#### [EXERCISE DATA]
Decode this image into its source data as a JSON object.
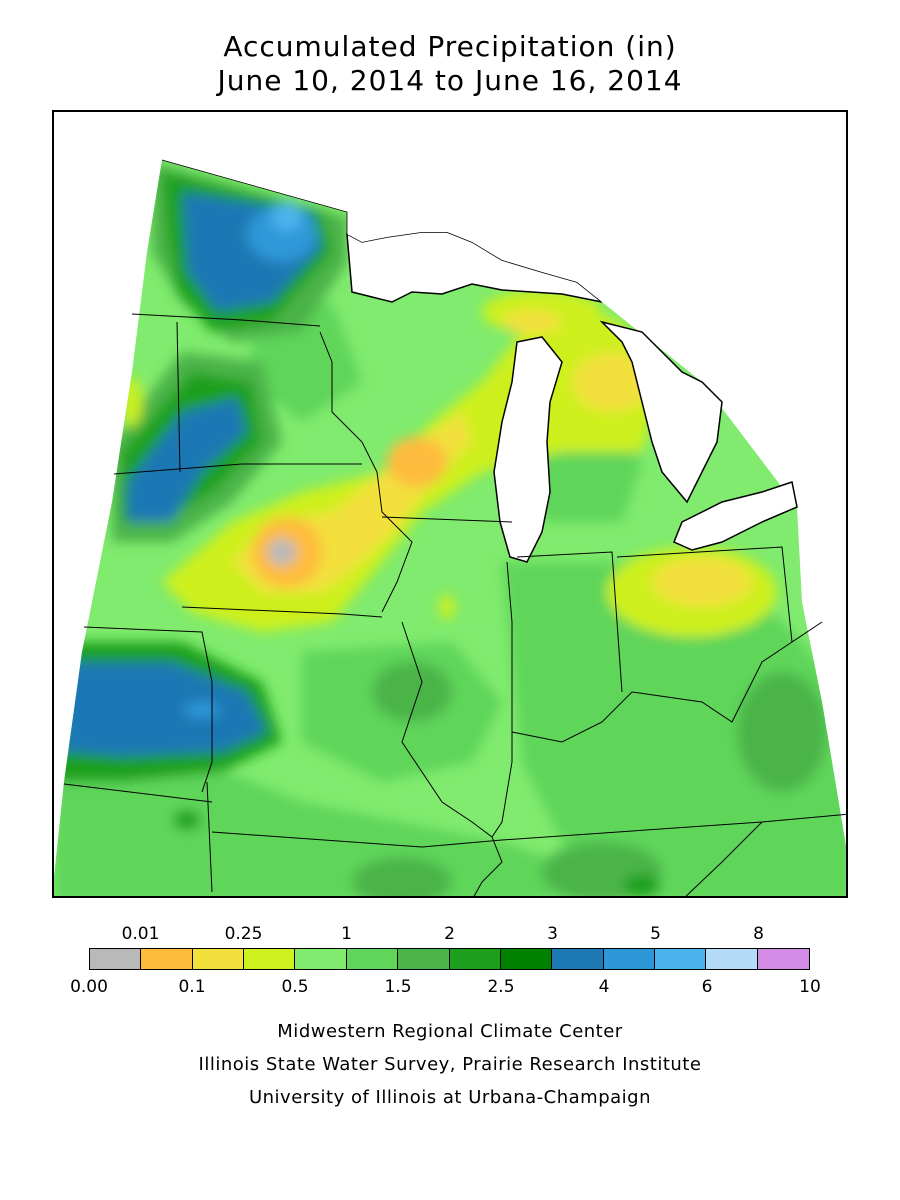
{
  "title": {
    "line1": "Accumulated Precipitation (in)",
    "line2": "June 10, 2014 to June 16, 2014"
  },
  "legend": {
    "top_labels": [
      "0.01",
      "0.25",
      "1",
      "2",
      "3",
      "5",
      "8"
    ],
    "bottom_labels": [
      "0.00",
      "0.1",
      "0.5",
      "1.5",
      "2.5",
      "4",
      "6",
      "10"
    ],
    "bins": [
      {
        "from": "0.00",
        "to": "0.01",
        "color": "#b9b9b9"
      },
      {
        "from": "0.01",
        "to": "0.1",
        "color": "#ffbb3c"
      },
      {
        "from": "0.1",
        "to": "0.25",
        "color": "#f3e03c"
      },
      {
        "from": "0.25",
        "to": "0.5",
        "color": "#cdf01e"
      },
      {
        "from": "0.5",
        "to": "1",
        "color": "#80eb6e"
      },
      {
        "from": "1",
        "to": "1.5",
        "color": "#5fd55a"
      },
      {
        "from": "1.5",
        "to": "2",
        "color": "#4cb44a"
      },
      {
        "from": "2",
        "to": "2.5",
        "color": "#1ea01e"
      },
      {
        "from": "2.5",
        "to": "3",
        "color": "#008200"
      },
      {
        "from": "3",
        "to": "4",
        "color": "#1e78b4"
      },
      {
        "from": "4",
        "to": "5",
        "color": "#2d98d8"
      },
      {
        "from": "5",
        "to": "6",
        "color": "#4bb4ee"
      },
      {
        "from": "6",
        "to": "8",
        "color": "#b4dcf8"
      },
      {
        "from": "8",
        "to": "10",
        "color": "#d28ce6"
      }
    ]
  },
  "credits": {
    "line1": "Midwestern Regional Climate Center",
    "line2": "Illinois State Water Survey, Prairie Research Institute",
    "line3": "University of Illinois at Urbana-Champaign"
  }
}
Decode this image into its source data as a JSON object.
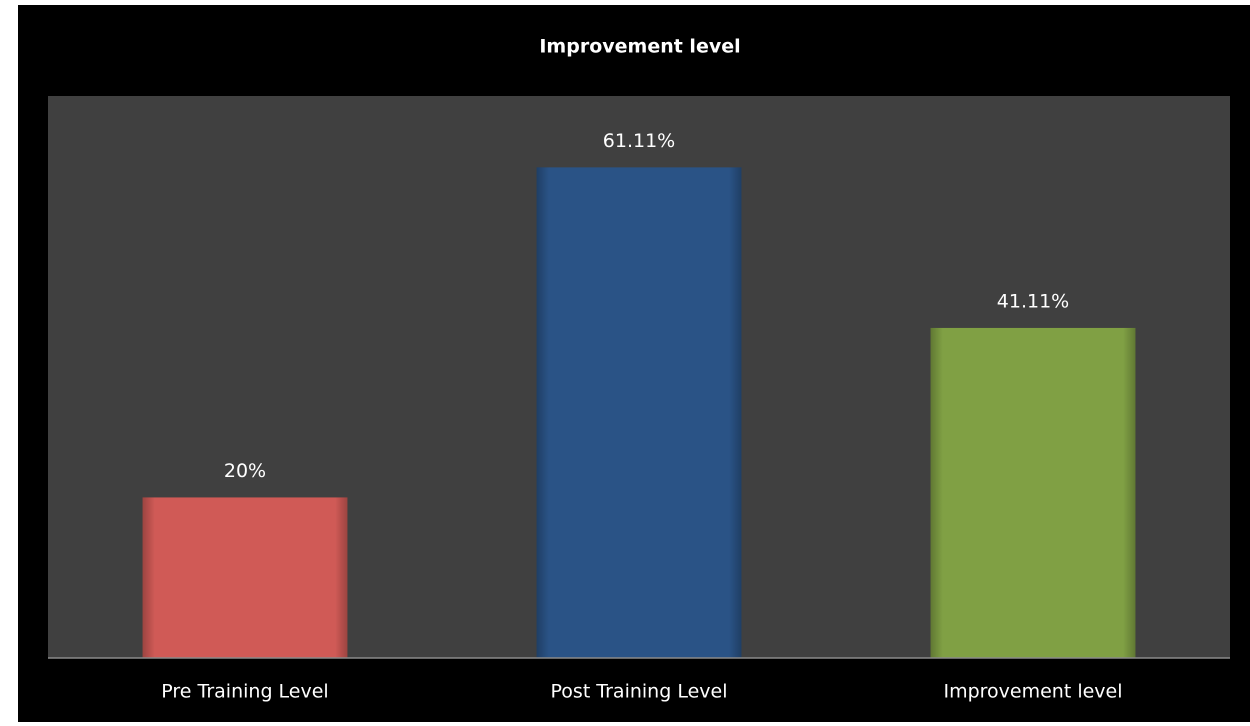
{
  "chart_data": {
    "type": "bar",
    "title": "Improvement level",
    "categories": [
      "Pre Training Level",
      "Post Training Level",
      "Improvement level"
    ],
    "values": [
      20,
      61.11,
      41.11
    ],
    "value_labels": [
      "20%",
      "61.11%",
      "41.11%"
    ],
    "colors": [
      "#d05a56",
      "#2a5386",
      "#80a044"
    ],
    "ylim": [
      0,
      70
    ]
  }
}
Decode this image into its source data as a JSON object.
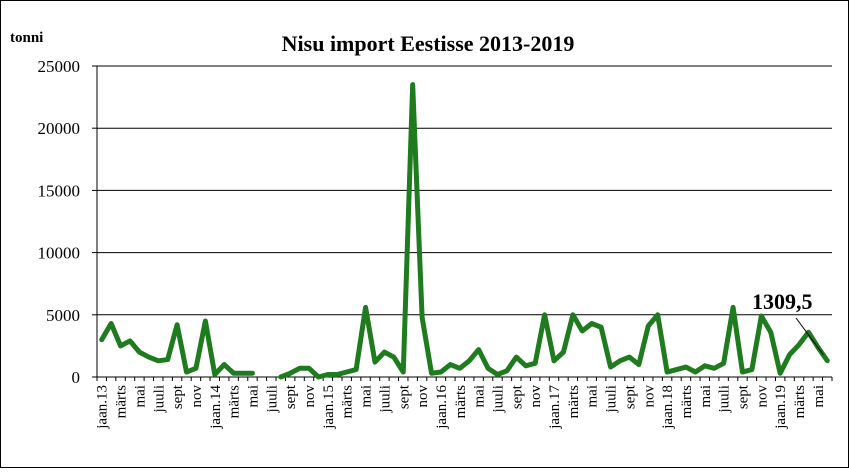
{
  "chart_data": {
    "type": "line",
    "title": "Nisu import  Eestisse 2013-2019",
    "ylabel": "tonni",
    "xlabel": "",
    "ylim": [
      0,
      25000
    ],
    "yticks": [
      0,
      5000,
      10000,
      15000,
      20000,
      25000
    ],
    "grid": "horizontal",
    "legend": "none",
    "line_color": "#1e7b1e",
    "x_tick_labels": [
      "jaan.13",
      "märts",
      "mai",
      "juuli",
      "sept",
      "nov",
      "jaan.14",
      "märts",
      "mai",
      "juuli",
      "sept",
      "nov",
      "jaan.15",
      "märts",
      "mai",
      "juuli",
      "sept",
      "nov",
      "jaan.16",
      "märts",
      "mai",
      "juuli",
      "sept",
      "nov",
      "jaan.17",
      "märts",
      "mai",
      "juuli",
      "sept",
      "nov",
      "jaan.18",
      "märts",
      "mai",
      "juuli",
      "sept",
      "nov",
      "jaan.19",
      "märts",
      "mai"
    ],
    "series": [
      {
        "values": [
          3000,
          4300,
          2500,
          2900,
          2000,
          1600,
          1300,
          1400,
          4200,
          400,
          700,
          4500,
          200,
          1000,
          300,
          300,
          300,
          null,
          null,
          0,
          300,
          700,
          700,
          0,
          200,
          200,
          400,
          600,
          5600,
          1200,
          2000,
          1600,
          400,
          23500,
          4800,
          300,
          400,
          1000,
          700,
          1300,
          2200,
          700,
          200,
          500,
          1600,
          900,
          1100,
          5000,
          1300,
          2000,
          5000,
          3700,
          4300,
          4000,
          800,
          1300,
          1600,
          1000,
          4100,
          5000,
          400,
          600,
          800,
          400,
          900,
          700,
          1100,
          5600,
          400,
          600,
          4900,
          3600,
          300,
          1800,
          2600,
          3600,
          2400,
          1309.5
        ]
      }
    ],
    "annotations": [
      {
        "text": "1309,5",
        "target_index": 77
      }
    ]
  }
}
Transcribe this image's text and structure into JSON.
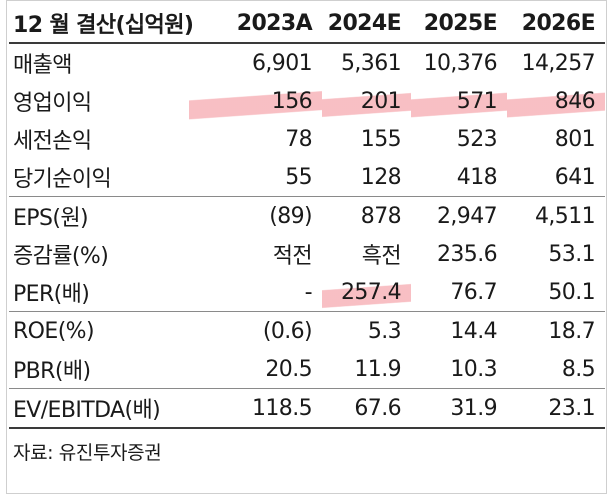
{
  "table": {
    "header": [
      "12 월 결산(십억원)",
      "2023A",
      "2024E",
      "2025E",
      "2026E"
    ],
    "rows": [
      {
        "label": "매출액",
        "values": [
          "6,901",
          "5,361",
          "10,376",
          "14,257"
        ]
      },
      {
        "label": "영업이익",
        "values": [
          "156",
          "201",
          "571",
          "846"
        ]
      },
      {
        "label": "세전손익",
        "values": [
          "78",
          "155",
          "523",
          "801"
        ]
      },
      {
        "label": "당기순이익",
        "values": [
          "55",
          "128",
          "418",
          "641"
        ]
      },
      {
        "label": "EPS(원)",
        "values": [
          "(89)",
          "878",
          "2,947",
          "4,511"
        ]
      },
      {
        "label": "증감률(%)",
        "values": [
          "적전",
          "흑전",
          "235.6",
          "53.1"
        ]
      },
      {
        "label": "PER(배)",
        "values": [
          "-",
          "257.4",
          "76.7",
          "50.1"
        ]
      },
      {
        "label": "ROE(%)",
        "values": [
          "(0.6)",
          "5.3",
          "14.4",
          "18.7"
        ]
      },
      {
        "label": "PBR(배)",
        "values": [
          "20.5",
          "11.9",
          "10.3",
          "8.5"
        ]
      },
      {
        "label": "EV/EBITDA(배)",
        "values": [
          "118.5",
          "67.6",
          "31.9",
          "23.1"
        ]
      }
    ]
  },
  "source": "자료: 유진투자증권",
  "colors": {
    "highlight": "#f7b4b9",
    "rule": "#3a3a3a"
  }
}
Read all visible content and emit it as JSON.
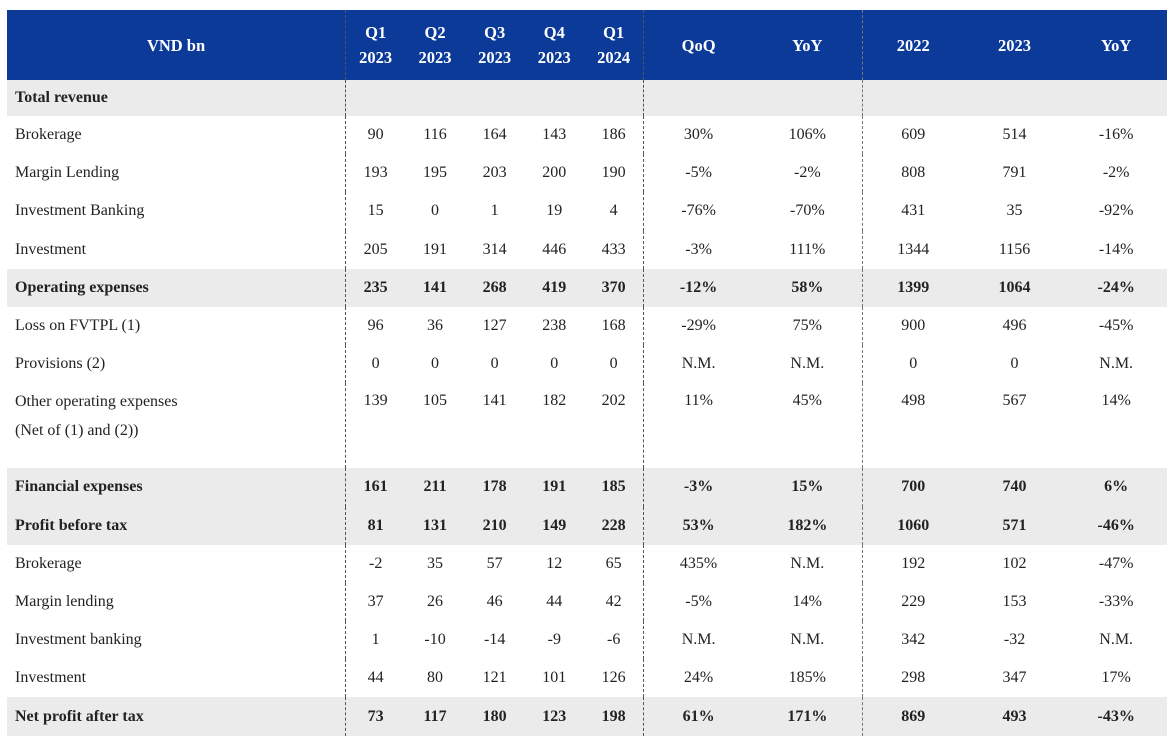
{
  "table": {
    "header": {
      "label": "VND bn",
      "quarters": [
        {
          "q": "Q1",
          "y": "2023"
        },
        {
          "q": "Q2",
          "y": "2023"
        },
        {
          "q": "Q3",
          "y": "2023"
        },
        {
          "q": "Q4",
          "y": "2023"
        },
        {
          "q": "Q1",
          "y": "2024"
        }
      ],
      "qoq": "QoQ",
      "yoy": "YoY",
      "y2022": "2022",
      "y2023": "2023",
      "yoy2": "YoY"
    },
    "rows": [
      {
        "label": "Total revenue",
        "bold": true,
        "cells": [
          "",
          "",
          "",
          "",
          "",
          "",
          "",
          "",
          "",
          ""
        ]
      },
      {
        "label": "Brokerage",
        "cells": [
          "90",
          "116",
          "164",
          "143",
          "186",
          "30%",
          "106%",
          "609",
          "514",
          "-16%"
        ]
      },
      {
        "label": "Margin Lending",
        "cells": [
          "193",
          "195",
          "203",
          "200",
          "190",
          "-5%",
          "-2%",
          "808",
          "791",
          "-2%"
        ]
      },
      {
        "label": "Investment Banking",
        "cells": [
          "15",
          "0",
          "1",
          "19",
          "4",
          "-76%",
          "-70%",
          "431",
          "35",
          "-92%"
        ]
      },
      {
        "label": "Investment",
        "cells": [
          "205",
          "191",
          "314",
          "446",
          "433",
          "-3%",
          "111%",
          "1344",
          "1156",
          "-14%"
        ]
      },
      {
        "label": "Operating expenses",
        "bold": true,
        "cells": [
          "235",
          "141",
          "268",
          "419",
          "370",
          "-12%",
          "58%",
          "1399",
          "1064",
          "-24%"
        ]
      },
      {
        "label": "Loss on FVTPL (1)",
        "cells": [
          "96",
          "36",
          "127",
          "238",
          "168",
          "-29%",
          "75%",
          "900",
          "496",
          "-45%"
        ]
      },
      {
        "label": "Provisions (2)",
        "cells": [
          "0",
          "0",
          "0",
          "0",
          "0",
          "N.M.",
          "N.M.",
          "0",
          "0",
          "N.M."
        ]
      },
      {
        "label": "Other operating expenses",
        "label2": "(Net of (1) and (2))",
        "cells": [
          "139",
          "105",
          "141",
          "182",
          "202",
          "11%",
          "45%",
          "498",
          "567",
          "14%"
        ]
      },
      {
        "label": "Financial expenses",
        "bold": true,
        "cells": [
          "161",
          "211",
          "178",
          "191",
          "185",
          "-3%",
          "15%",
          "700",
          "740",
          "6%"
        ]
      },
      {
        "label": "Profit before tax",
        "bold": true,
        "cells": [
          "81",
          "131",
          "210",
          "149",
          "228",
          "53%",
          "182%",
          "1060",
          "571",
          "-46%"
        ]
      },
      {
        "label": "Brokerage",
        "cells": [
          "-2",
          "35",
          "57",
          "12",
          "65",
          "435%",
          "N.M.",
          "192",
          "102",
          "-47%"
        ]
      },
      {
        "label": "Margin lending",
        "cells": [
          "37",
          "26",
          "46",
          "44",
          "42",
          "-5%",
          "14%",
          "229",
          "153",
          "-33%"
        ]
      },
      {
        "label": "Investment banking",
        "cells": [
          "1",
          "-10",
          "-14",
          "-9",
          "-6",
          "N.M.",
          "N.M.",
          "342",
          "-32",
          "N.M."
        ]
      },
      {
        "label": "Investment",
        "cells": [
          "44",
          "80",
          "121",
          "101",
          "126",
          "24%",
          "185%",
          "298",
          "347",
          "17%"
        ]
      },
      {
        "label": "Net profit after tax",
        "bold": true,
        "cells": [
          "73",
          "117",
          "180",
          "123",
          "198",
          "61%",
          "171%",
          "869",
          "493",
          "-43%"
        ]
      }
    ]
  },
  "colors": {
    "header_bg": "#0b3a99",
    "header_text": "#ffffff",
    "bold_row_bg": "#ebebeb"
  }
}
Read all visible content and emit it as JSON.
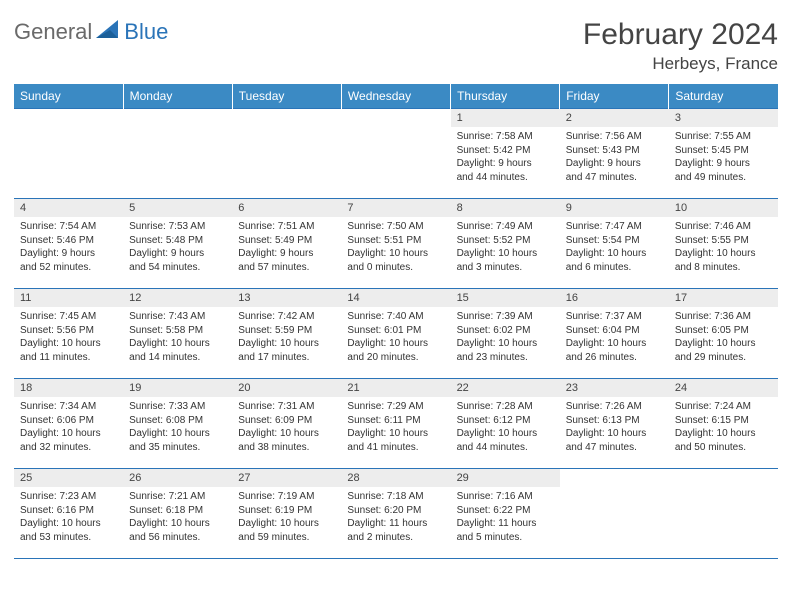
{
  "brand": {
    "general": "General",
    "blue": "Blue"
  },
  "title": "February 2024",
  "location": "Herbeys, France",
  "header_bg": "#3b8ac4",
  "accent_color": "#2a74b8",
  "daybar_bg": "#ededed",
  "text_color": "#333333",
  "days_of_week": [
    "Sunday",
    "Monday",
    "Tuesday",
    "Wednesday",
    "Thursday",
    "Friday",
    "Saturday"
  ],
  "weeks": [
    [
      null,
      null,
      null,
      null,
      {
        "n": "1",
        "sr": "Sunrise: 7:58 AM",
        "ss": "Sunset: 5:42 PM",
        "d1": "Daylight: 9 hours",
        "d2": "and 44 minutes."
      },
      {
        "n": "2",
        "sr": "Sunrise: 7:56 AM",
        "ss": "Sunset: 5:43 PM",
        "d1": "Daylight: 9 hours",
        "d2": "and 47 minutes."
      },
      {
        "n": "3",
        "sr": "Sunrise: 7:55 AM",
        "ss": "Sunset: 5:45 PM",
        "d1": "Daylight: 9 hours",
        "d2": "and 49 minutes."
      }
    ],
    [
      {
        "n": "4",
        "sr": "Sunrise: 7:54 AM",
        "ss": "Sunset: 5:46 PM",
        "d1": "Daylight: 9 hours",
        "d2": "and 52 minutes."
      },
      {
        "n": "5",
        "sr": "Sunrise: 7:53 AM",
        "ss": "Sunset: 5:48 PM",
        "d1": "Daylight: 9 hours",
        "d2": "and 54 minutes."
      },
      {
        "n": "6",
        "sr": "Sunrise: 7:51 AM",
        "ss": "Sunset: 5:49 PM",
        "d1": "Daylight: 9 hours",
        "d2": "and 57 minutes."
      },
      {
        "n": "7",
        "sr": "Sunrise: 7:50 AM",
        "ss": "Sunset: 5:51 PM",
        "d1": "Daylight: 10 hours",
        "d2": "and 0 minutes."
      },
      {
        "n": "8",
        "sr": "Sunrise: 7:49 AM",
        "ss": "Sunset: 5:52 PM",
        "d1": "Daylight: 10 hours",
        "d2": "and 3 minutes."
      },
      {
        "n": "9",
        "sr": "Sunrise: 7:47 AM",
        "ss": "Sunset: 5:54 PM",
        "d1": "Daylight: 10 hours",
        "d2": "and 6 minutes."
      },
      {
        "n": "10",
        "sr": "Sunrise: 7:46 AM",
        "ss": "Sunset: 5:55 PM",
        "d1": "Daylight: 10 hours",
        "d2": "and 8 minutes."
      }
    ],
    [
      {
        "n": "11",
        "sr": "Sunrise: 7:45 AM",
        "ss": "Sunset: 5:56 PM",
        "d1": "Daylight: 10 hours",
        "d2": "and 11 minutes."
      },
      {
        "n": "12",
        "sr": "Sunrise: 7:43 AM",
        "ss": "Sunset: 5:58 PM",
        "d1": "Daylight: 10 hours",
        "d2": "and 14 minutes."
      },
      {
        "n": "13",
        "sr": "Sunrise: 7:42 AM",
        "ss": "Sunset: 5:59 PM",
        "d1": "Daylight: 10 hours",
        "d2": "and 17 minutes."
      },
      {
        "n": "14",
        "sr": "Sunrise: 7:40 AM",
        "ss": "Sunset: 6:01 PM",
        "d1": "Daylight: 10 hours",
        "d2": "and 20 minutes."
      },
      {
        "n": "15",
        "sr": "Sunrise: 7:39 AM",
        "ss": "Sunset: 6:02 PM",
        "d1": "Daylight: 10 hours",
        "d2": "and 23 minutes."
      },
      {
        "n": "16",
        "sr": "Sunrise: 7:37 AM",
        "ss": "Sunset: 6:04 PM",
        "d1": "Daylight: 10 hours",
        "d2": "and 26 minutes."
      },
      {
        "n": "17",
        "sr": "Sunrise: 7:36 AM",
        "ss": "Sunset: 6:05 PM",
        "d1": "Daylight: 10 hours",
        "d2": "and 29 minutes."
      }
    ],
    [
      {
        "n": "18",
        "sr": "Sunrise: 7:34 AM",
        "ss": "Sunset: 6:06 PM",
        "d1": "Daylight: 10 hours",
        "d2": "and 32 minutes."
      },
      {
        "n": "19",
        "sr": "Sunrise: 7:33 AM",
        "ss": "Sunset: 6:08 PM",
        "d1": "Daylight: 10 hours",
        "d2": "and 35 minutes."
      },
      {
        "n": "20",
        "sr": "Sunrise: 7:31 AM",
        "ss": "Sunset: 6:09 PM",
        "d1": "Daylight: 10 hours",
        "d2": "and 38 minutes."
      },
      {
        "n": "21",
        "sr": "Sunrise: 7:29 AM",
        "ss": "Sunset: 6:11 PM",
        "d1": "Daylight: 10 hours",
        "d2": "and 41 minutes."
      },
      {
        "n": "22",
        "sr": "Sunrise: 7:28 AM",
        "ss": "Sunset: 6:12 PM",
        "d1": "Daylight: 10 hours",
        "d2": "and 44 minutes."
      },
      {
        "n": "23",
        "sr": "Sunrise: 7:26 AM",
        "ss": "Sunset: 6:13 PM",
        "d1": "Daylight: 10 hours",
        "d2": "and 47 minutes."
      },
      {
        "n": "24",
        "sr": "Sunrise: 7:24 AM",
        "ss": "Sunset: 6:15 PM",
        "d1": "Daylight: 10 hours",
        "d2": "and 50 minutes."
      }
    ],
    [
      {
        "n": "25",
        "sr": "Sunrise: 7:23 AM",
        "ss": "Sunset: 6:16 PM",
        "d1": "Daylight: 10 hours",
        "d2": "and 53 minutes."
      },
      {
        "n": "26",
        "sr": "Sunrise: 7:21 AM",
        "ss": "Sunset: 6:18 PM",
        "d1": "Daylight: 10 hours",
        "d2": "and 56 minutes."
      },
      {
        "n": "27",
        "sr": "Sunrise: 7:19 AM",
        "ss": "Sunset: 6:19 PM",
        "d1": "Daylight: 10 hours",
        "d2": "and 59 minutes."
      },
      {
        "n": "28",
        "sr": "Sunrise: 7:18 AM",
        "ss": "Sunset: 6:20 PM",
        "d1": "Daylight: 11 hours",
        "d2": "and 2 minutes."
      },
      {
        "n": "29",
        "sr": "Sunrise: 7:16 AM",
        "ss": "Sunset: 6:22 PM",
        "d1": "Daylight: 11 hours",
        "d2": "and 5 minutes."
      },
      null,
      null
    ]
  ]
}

#### [EXERCISE BRIEF]
Report how many lines of the listing above include the word "Illinois". Say nothing but the number.

#### [RESULT OF THE TASK]
2